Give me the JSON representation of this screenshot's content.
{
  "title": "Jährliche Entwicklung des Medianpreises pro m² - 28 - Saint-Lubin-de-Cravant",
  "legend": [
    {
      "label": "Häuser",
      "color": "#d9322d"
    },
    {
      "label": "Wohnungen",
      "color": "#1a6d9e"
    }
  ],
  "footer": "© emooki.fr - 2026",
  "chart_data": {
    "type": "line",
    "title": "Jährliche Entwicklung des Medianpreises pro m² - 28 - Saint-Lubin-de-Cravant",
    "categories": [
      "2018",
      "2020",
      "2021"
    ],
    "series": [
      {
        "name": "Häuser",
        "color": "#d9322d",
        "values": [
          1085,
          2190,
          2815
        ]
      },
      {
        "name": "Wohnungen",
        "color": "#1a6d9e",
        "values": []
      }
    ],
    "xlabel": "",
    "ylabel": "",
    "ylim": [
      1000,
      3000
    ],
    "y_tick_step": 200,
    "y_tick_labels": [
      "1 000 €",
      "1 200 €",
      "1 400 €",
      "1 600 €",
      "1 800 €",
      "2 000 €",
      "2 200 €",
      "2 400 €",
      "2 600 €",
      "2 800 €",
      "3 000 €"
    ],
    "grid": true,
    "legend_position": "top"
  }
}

# # #

Your objective ▸ Look through the records and count each line that holds "title". Write only the total.

Solution for this task ▸ 2